(Recorded data)
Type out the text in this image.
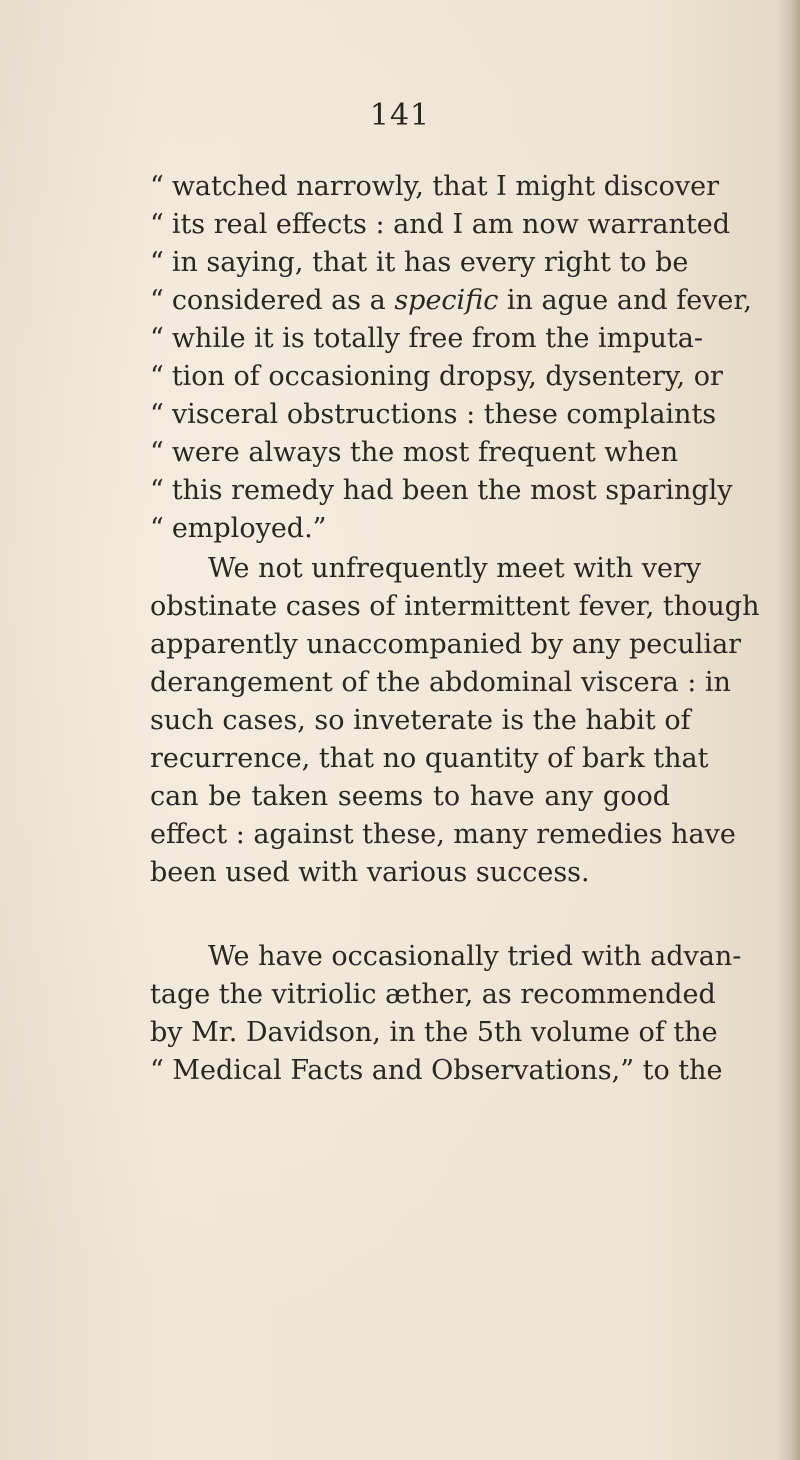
141
“ watched narrowly, that I might discover
“ its real effects : and I am now warranted
“ in saying, that it has every right to be
“ considered as a specific in ague and fever,
“ while it is totally free from the imputa-
“ tion of occasioning dropsy, dysentery, or
“ visceral obstructions : these complaints
“ were always the most frequent when
“ this remedy had been the most sparingly
“ employed.”
We not unfrequently meet with very
obstinate cases of intermittent fever, though
apparently unaccompanied by any peculiar
derangement of the abdominal viscera : in
such cases, so inveterate is the habit of
recurrence, that no quantity of bark that
can be taken seems to have any good
effect : against these, many remedies have
been used with various success.
We have occasionally tried with advan-
tage the vitriolic æther, as recommended
by Mr. Davidson, in the 5th volume of the
“ Medical Facts and Observations,” to the
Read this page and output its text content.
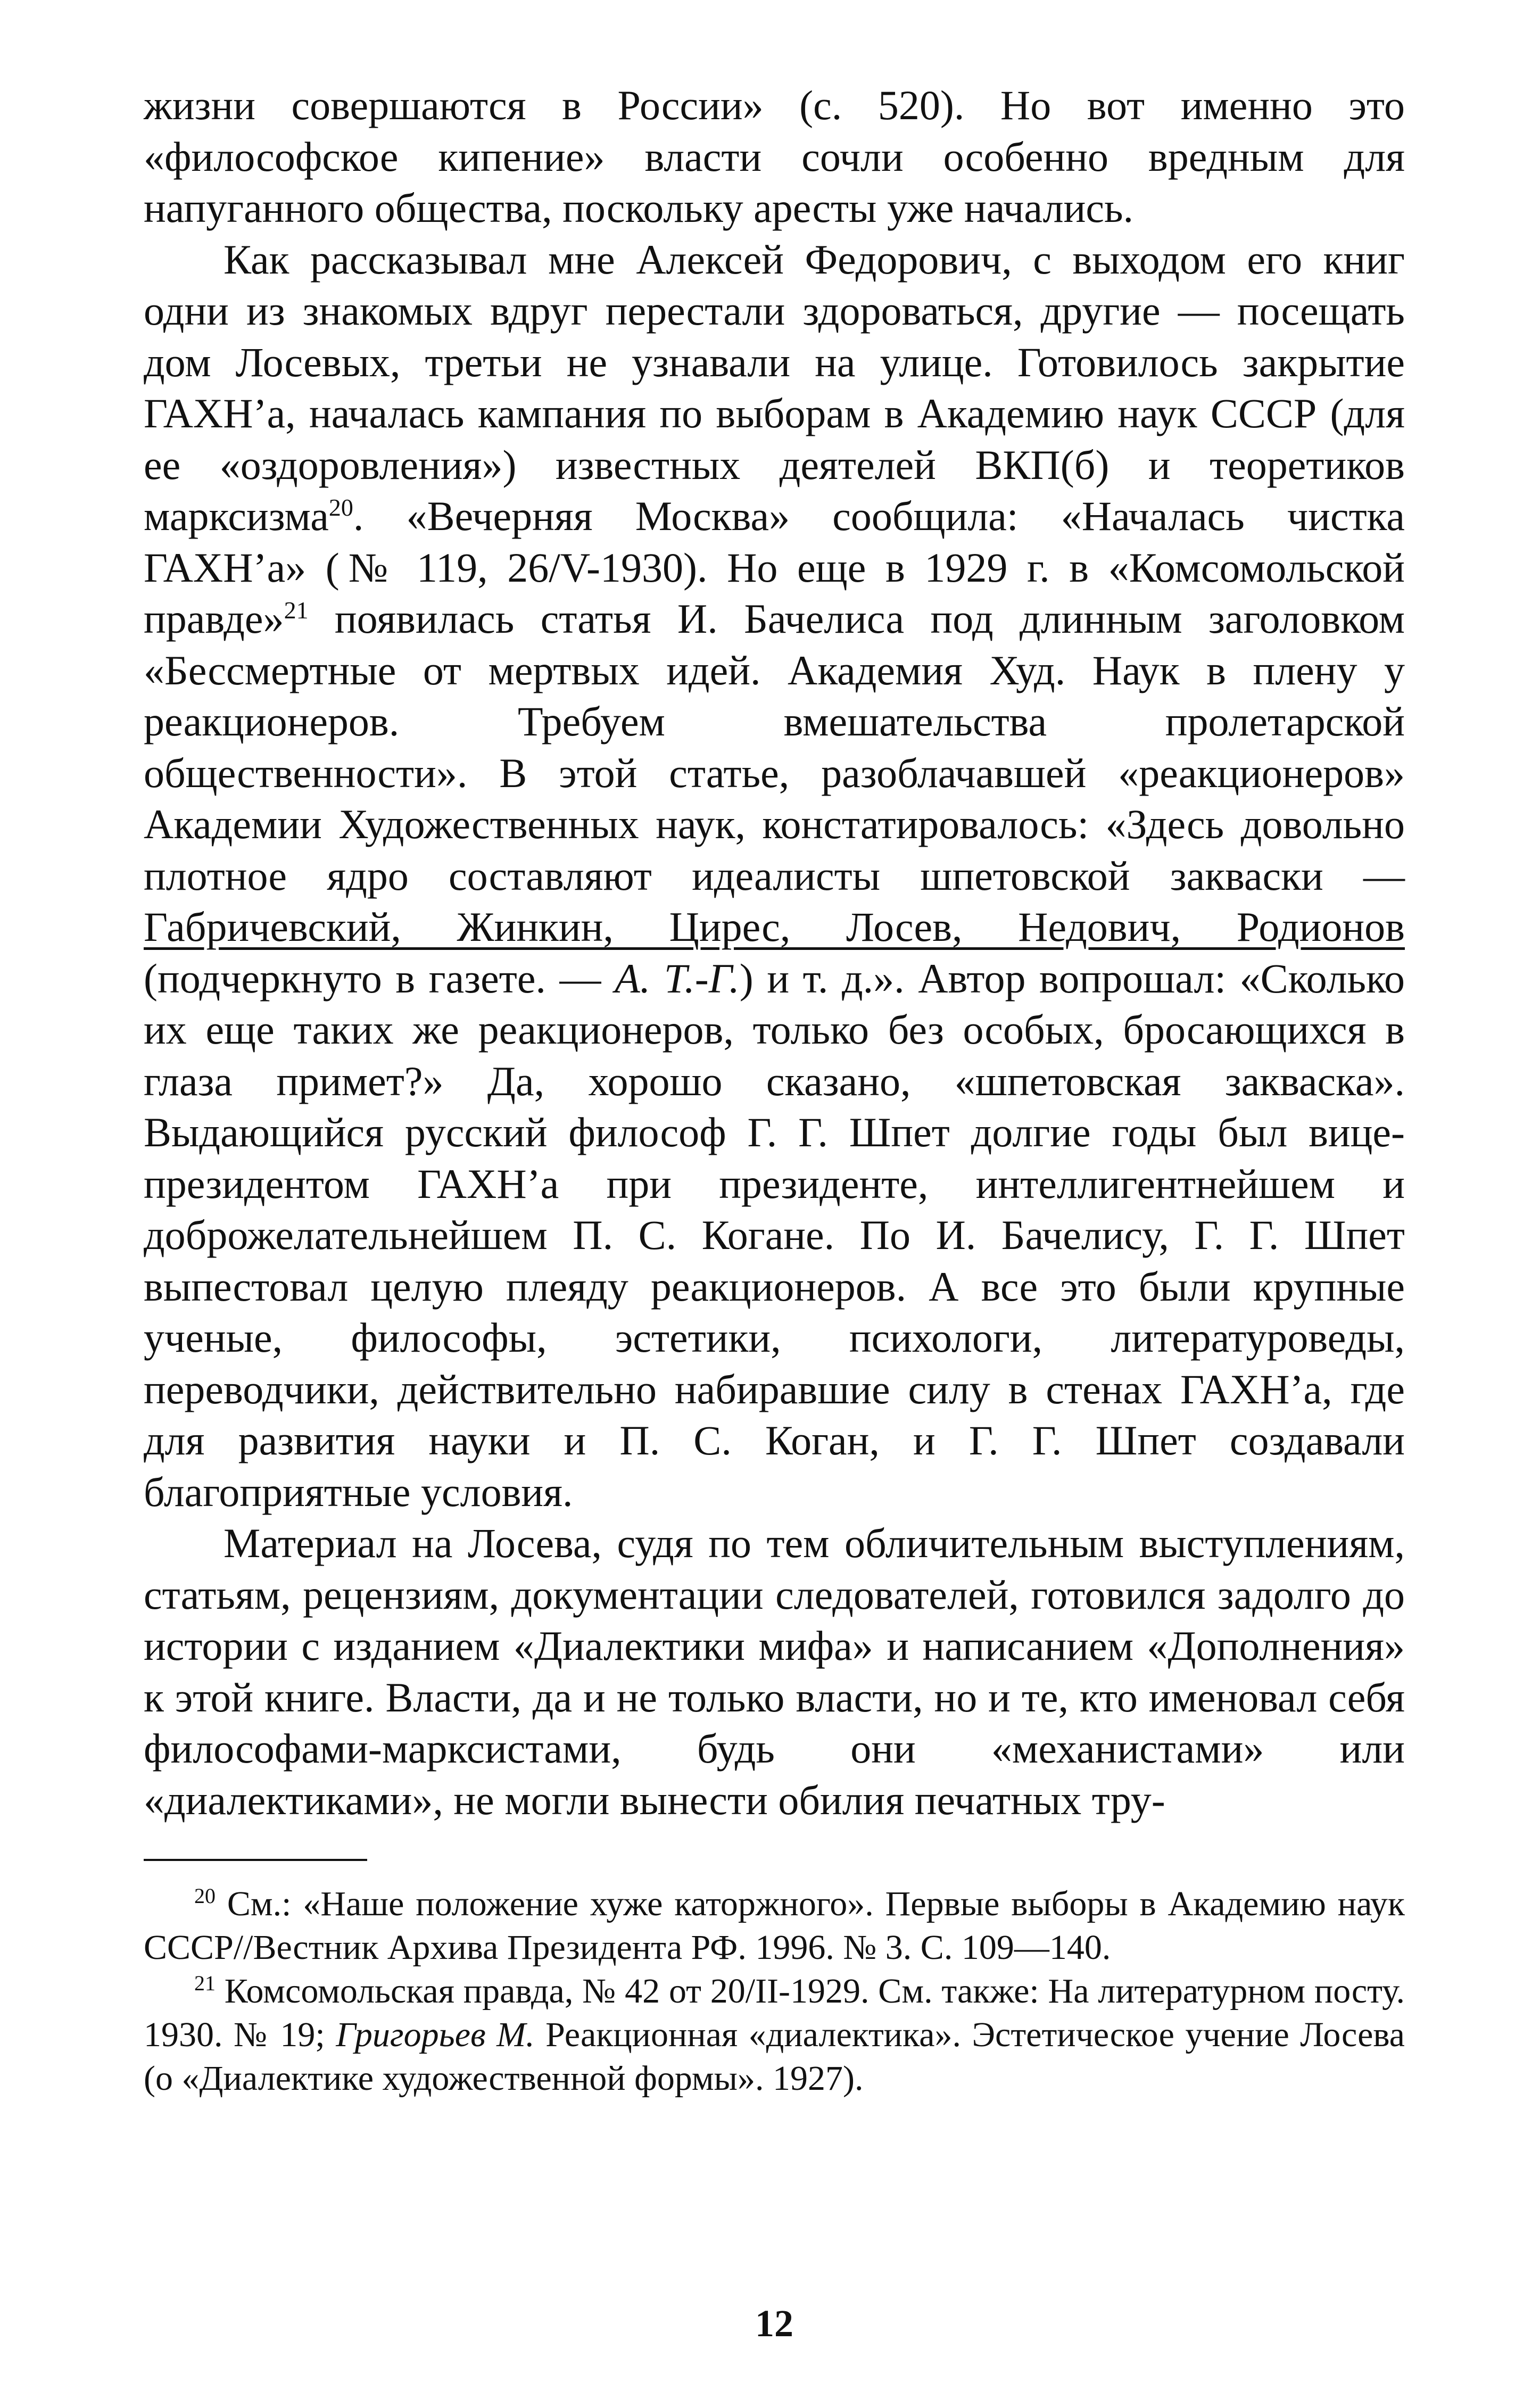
жизни совершаются в России» (с. 520). Но вот именно это «философское кипение» власти сочли особенно вредным для напуганного общества, поскольку аресты уже начались.

Как рассказывал мне Алексей Федорович, с выходом его книг одни из знакомых вдруг перестали здороваться, другие — посещать дом Лосевых, третьи не узнавали на улице. Готовилось закрытие ГАХН’а, началась кампания по выборам в Академию наук СССР (для ее «оздоровления») известных деятелей ВКП(б) и теоретиков марксизма$^{20}$. «Вечерняя Москва» сообщила: «Началась чистка ГАХН’а» (№ 119, 26/V-1930). Но еще в 1929 г. в «Комсомольской правде»$^{21}$ появилась статья И. Бачелиса под длинным заголовком «Бессмертные от мертвых идей. Академия Худ. Наук в плену у реакционеров. Требуем вмешательства пролетарской общественности». В этой статье, разоблачавшей «реакционеров» Академии Художественных наук, констатировалось: «Здесь довольно плотное ядро составляют идеалисты шпетовской закваски — Габричевский, Жинкин, Цирес, Лосев, Недович, Родионов (подчеркнуто в газете. — А. Т.-Г.) и т. д.». Автор вопрошал: «Сколько их еще таких же реакционеров, только без особых, бросающихся в глаза примет?» Да, хорошо сказано, «шпетовская закваска». Выдающийся русский философ Г. Г. Шпет долгие годы был вице-президентом ГАХН’а при президенте, интеллигентнейшем и доброжелательнейшем П. С. Когане. По И. Бачелису, Г. Г. Шпет выпестовал целую плеяду реакционеров. А все это были крупные ученые, философы, эстетики, психологи, литературоведы, переводчики, действительно набиравшие силу в стенах ГАХН’а, где для развития науки и П. С. Коган, и Г. Г. Шпет создавали благоприятные условия.

Материал на Лосева, судя по тем обличительным выступлениям, статьям, рецензиям, документации следователей, готовился задолго до истории с изданием «Диалектики мифа» и написанием «Дополнения» к этой книге. Власти, да и не только власти, но и те, кто именовал себя философами-марксистами, будь они «механистами» или «диалектиками», не могли вынести обилия печатных тру-

$^{20}$ См.: «Наше положение хуже каторжного». Первые выборы в Академию наук СССР//Вестник Архива Президента РФ. 1996. № 3. С. 109—140.

$^{21}$ Комсомольская правда, № 42 от 20/II-1929. См. также: На литературном посту. 1930. № 19; Григорьев М. Реакционная «диалектика». Эстетическое учение Лосева (о «Диалектике художественной формы». 1927).

12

§ **DIRECTION**
Copy all the records above exactly, but leave out the pictures.

§ **ANSWER FOR THE TASK**
Type out the text in this image.
141
“ watched narrowly, that I might discover
“ its real effects : and I am now warranted
“ in saying, that it has every right to be
“ considered as a specific in ague and fever,
“ while it is totally free from the imputa-
“ tion of occasioning dropsy, dysentery, or
“ visceral obstructions : these complaints
“ were always the most frequent when
“ this remedy had been the most sparingly
“ employed.”
We not unfrequently meet with very
obstinate cases of intermittent fever, though
apparently unaccompanied by any peculiar
derangement of the abdominal viscera : in
such cases, so inveterate is the habit of
recurrence, that no quantity of bark that
can be taken seems to have any good
effect : against these, many remedies have
been used with various success.
We have occasionally tried with advan-
tage the vitriolic æther, as recommended
by Mr. Davidson, in the 5th volume of the
“ Medical Facts and Observations,” to the
Read this page and output its text content.
жизни совершаются в России» (с. 520). Но вот именно это «философское кипение» власти сочли особенно вредным для напуганного общества, поскольку аресты уже начались.

Как рассказывал мне Алексей Федорович, с выходом его книг одни из знакомых вдруг перестали здороваться, другие — посещать дом Лосевых, третьи не узнавали на улице. Готовилось закрытие ГАХН’а, началась кампания по выборам в Академию наук СССР (для ее «оздоровления») известных деятелей ВКП(б) и теоретиков марксизма$^{20}$. «Вечерняя Москва» сообщила: «Началась чистка ГАХН’а» (№ 119, 26/V-1930). Но еще в 1929 г. в «Комсомольской правде»$^{21}$ появилась статья И. Бачелиса под длинным заголовком «Бессмертные от мертвых идей. Академия Худ. Наук в плену у реакционеров. Требуем вмешательства пролетарской общественности». В этой статье, разоблачавшей «реакционеров» Академии Художественных наук, констатировалось: «Здесь довольно плотное ядро составляют идеалисты шпетовской закваски — Габричевский, Жинкин, Цирес, Лосев, Недович, Родионов (подчеркнуто в газете. — А. Т.-Г.) и т. д.». Автор вопрошал: «Сколько их еще таких же реакционеров, только без особых, бросающихся в глаза примет?» Да, хорошо сказано, «шпетовская закваска». Выдающийся русский философ Г. Г. Шпет долгие годы был вице-президентом ГАХН’а при президенте, интеллигентнейшем и доброжелательнейшем П. С. Когане. По И. Бачелису, Г. Г. Шпет выпестовал целую плеяду реакционеров. А все это были крупные ученые, философы, эстетики, психологи, литературоведы, переводчики, действительно набиравшие силу в стенах ГАХН’а, где для развития науки и П. С. Коган, и Г. Г. Шпет создавали благоприятные условия.

Материал на Лосева, судя по тем обличительным выступлениям, статьям, рецензиям, документации следователей, готовился задолго до истории с изданием «Диалектики мифа» и написанием «Дополнения» к этой книге. Власти, да и не только власти, но и те, кто именовал себя философами-марксистами, будь они «механистами» или «диалектиками», не могли вынести обилия печатных тру-

$^{20}$ См.: «Наше положение хуже каторжного». Первые выборы в Академию наук СССР//Вестник Архива Президента РФ. 1996. № 3. С. 109—140.

$^{21}$ Комсомольская правда, № 42 от 20/II-1929. См. также: На литературном посту. 1930. № 19; Григорьев М. Реакционная «диалектика». Эстетическое учение Лосева (о «Диалектике художественной формы». 1927).

12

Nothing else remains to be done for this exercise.